- _Task prompt_:
Format the listing below as a Markdown table with the columns Row and Line. Start at its first line and go on through the line with "most 100 elements.", leaving out blank lines and the pictures.

[Source listing]
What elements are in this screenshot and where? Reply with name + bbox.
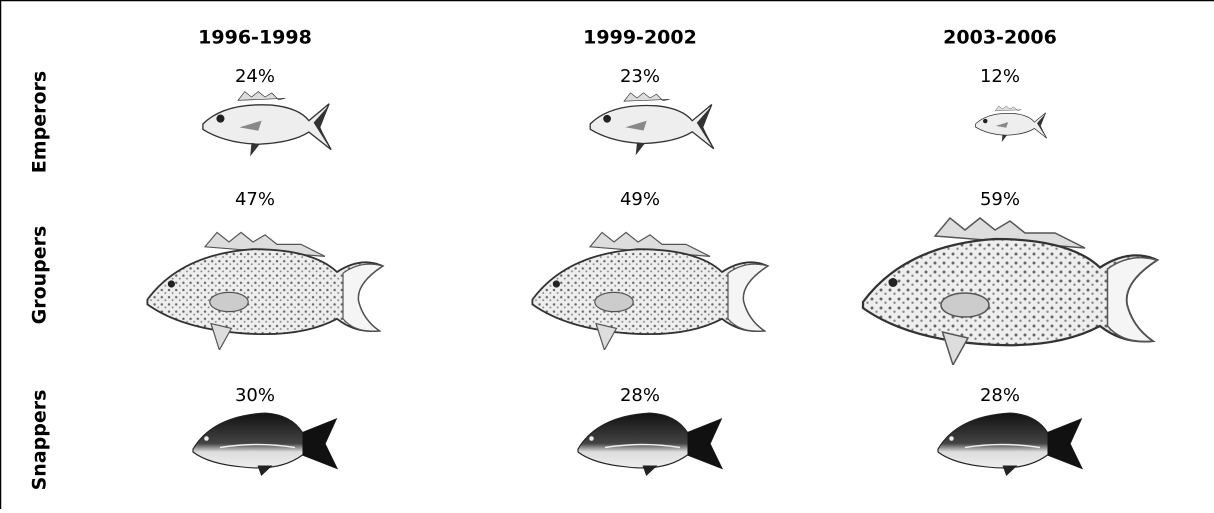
- fish-illustration: [578, 413, 722, 476]
- fish-illustration: [590, 93, 714, 155]
- fish-illustration: [193, 413, 337, 476]
- fish-illustration: [938, 413, 1082, 476]
- row-label: Emperors: [29, 71, 51, 173]
- percentage: 23%: [620, 66, 660, 87]
- grid: 1996-1998 1999-2002 2003-2006 Emperors 24% 23…: [29, 27, 1158, 491]
- column-header: 1996-1998: [198, 27, 312, 49]
- percentage: 12%: [980, 66, 1020, 87]
- fish-illustration: [976, 106, 1047, 142]
- percentage: 28%: [620, 385, 660, 406]
- fish-illustration: [147, 232, 382, 350]
- fish-illustration: [532, 232, 767, 350]
- percentage: 59%: [980, 189, 1020, 210]
- percentage: 30%: [235, 385, 275, 406]
- fish-illustration: [863, 218, 1157, 365]
- row-label: Groupers: [29, 226, 51, 325]
- row-label: Snappers: [29, 390, 51, 491]
- percentage: 24%: [235, 66, 275, 87]
- percentage: 47%: [235, 189, 275, 210]
- percentage: 28%: [980, 385, 1020, 406]
- percentage: 49%: [620, 189, 660, 210]
- column-header: 2003-2006: [943, 27, 1057, 49]
- fish-illustration: [203, 92, 331, 157]
- column-header: 1999-2002: [583, 27, 697, 49]
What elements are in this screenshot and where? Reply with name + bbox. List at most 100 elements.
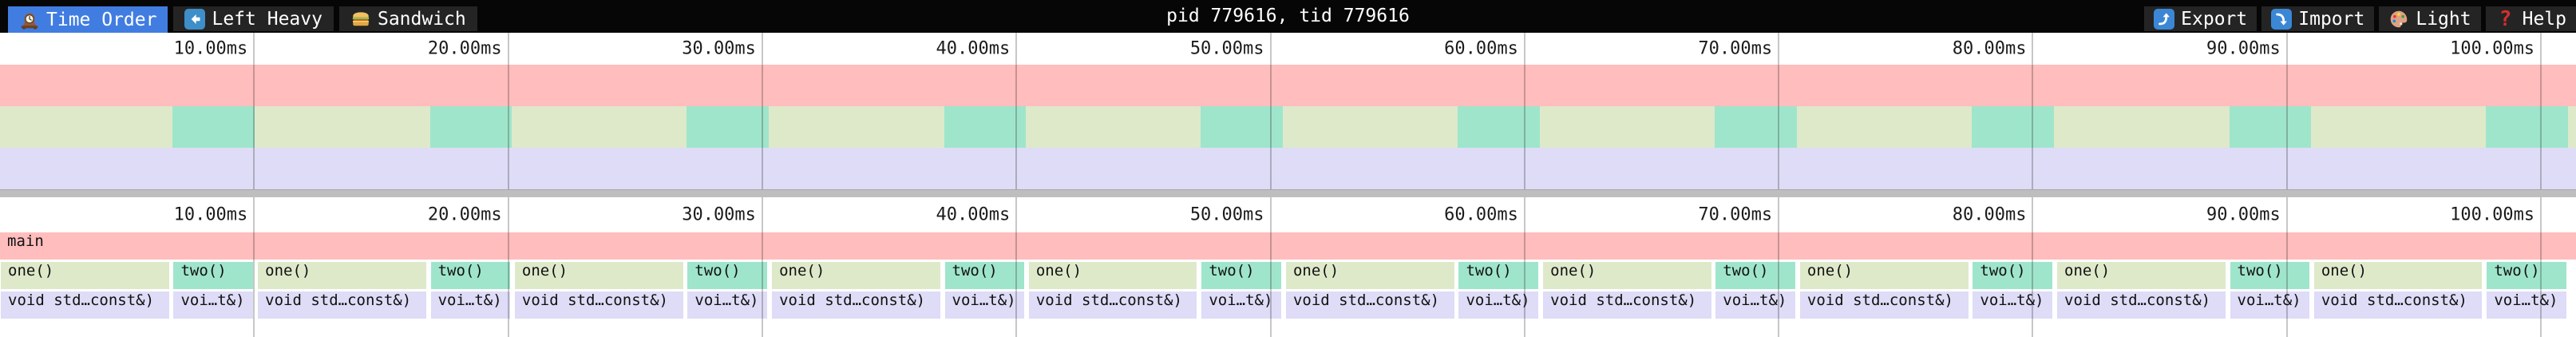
minimap-band-children[interactable] <box>0 148 2576 189</box>
frame-block-one[interactable]: one() <box>1 262 169 289</box>
theme-toggle-label: Light <box>2416 8 2471 30</box>
axis-tick-label: 30.00ms <box>682 204 756 225</box>
axis-tick-label: 80.00ms <box>1952 204 2027 225</box>
frame-block-one-child[interactable]: void std…const&) <box>2313 291 2483 319</box>
export-button-label: Export <box>2181 8 2248 30</box>
frame-block-one[interactable]: one() <box>1028 262 1197 289</box>
minimap-two-segment[interactable] <box>1972 106 2055 148</box>
frame-block-one-child[interactable]: void std…const&) <box>2057 291 2226 319</box>
export-icon <box>2154 8 2175 30</box>
tab-sandwich-label: Sandwich <box>377 8 466 30</box>
flame-row-one-two: one() two() one() two() one() two() one() two()… <box>0 262 2576 289</box>
axis-tick-label: 20.00ms <box>427 204 502 225</box>
help-button[interactable]: ? Help <box>2485 6 2576 31</box>
frame-block-two[interactable]: two() <box>1201 262 1282 289</box>
palette-icon <box>2388 9 2409 30</box>
tab-left-heavy[interactable]: Left Heavy <box>173 6 334 31</box>
frame-block-one[interactable]: one() <box>2313 262 2483 289</box>
import-button[interactable]: Import <box>2261 6 2375 31</box>
axis-tick-label: 50.00ms <box>1189 204 1264 225</box>
frame-block-one[interactable]: one() <box>2057 262 2226 289</box>
frame-block-one-child[interactable]: void std…const&) <box>514 291 683 319</box>
minimap-two-segment[interactable] <box>687 106 770 148</box>
axis-tick-label: 90.00ms <box>2206 38 2281 59</box>
frame-block-two-child[interactable]: voi…t&) <box>1715 291 1796 319</box>
frame-block-two[interactable]: two() <box>2230 262 2310 289</box>
frame-block-one-child[interactable]: void std…const&) <box>1799 291 1969 319</box>
axis-tick-label: 10.00ms <box>173 204 248 225</box>
axis-tick-label: 90.00ms <box>2206 204 2281 225</box>
minimap-two-segment[interactable] <box>2486 106 2569 148</box>
frame-block-one[interactable]: one() <box>258 262 426 289</box>
minimap-two-segment[interactable] <box>1201 106 1284 148</box>
frame-block-two[interactable]: two() <box>944 262 1025 289</box>
minimap-two-segment[interactable] <box>2229 106 2312 148</box>
flame-row-children: void std…const&) voi…t&) void std…const&) v… <box>0 291 2576 319</box>
frame-block-one-child[interactable]: void std…const&) <box>1285 291 1454 319</box>
axis-tick-label: 60.00ms <box>1444 204 1518 225</box>
frame-block-one-child[interactable]: void std…const&) <box>1028 291 1197 319</box>
tab-left-heavy-label: Left Heavy <box>212 8 322 30</box>
axis-tick-label: 40.00ms <box>936 204 1011 225</box>
theme-toggle-button[interactable]: Light <box>2379 6 2481 31</box>
export-button[interactable]: Export <box>2144 6 2257 31</box>
frame-block-one[interactable]: one() <box>772 262 940 289</box>
minimap-two-segment[interactable] <box>1715 106 1798 148</box>
axis-tick-label: 100.00ms <box>2450 38 2535 59</box>
frame-block-one[interactable]: one() <box>1285 262 1454 289</box>
axis-tick-label: 40.00ms <box>936 38 1011 59</box>
minimap-band-one-two[interactable] <box>0 106 2576 148</box>
axis-tick-label: 20.00ms <box>427 38 502 59</box>
main-time-axis: 10.00ms 20.00ms 30.00ms 40.00ms 50.00ms 60.00… <box>0 197 2576 232</box>
frame-block-two-child[interactable]: voi…t&) <box>1458 291 1539 319</box>
flame-row-main: main <box>0 232 2576 260</box>
frame-block-two[interactable]: two() <box>1458 262 1539 289</box>
frame-block-two-child[interactable]: voi…t&) <box>173 291 254 319</box>
frame-block-one-child[interactable]: void std…const&) <box>772 291 940 319</box>
frame-block-two-child[interactable]: voi…t&) <box>430 291 511 319</box>
minimap-band-main[interactable] <box>0 65 2576 106</box>
frame-block-two[interactable]: two() <box>430 262 511 289</box>
frame-block-two-child[interactable]: voi…t&) <box>944 291 1025 319</box>
left-arrow-icon <box>184 8 206 30</box>
axis-tick-label: 80.00ms <box>1952 38 2027 59</box>
axis-tick-label: 60.00ms <box>1444 38 1518 59</box>
minimap-two-segment[interactable] <box>944 106 1027 148</box>
clock-icon <box>19 10 40 30</box>
minimap-two-segment[interactable] <box>172 106 255 148</box>
axis-tick-label: 70.00ms <box>1698 38 1773 59</box>
frame-block-two[interactable]: two() <box>1715 262 1796 289</box>
axis-tick-label: 50.00ms <box>1189 38 1264 59</box>
frame-block-main[interactable]: main <box>0 232 2576 260</box>
tab-time-order[interactable]: Time Order <box>8 6 168 33</box>
axis-tick-label: 100.00ms <box>2450 204 2535 225</box>
frame-block-two-child[interactable]: voi…t&) <box>1973 291 2053 319</box>
frame-block-one[interactable]: one() <box>1543 262 1711 289</box>
frame-block-two-child[interactable]: voi…t&) <box>2230 291 2310 319</box>
frame-block-one-child[interactable]: void std…const&) <box>258 291 426 319</box>
frame-block-two-child[interactable]: voi…t&) <box>687 291 768 319</box>
frame-block-two[interactable]: two() <box>1973 262 2053 289</box>
frame-block-two-child[interactable]: voi…t&) <box>2487 291 2567 319</box>
toolbar-buttons: Export Import <box>2144 6 2576 33</box>
minimap-two-segment[interactable] <box>429 106 512 148</box>
tab-sandwich[interactable]: Sandwich <box>338 6 477 31</box>
frame-block-one[interactable]: one() <box>514 262 683 289</box>
minimap-two-segment[interactable] <box>1458 106 1541 148</box>
frame-block-two-child[interactable]: voi…t&) <box>1201 291 1282 319</box>
help-icon: ? <box>2499 6 2512 31</box>
frame-block-two[interactable]: two() <box>2487 262 2567 289</box>
axis-tick-label: 70.00ms <box>1698 204 1773 225</box>
frame-block-one[interactable]: one() <box>1799 262 1969 289</box>
sandwich-icon <box>350 9 371 30</box>
frame-block-one-child[interactable]: void std…const&) <box>1543 291 1711 319</box>
frame-block-one-child[interactable]: void std…const&) <box>1 291 169 319</box>
frame-block-two[interactable]: two() <box>173 262 254 289</box>
axis-tick-label: 10.00ms <box>173 38 248 59</box>
import-icon <box>2271 8 2293 30</box>
view-tabs: Time Order Left Heavy <box>8 6 477 33</box>
minimap-main-divider <box>0 189 2576 197</box>
axis-tick-label: 30.00ms <box>682 38 756 59</box>
frame-block-two[interactable]: two() <box>687 262 768 289</box>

- _Answer to this problem_:
| Row | Line |
|---|---|
| 1 | What elements are in this screenshot and where? Reply with name + bbox. |
| 2 | - fish-illustration: [578, 413, 722, 476] |
| 3 | - fish-illustration: [590, 93, 714, 155] |
| 4 | - fish-illustration: [193, 413, 337, 476] |
| 5 | - fish-illustration: [938, 413, 1082, 476] |
| 6 | - row-label: Emperors: [29, 71, 51, 173] |
| 7 | - percentage: 23%: [620, 66, 660, 87] |
| 8 | - grid: 1996-1998 1999-2002 2003-2006 Emperors 24% 23…: [29, 27, 1158, 491] |
| 9 | - column-header: 1996-1998: [198, 27, 312, 49] |
| 10 | - percentage: 12%: [980, 66, 1020, 87] |
| 11 | - fish-illustration: [976, 106, 1047, 142] |
| 12 | - percentage: 28%: [620, 385, 660, 406] |
| 13 | - fish-illustration: [147, 232, 382, 350] |
| 14 | - fish-illustration: [532, 232, 767, 350] |
| 15 | - percentage: 59%: [980, 189, 1020, 210] |
| 16 | - percentage: 30%: [235, 385, 275, 406] |
| 17 | - fish-illustration: [863, 218, 1157, 365] |
| 18 | - row-label: Groupers: [29, 226, 51, 325] |
| 19 | - row-label: Snappers: [29, 390, 51, 491] |
| 20 | - percentage: 24%: [235, 66, 275, 87] |
| 21 | - percentage: 47%: [235, 189, 275, 210] |
| 22 | - percentage: 28%: [980, 385, 1020, 406] |
| 23 | - percentage: 49%: [620, 189, 660, 210] |
| 24 | - column-header: 2003-2006: [943, 27, 1057, 49] |
| 25 | - fish-illustration: [203, 92, 331, 157] |
| 26 | - column-header: 1999-2002: [583, 27, 697, 49] |
| 27 | What elements are in this screenshot and where? Reply with name + bbox. List at most 100 elements. |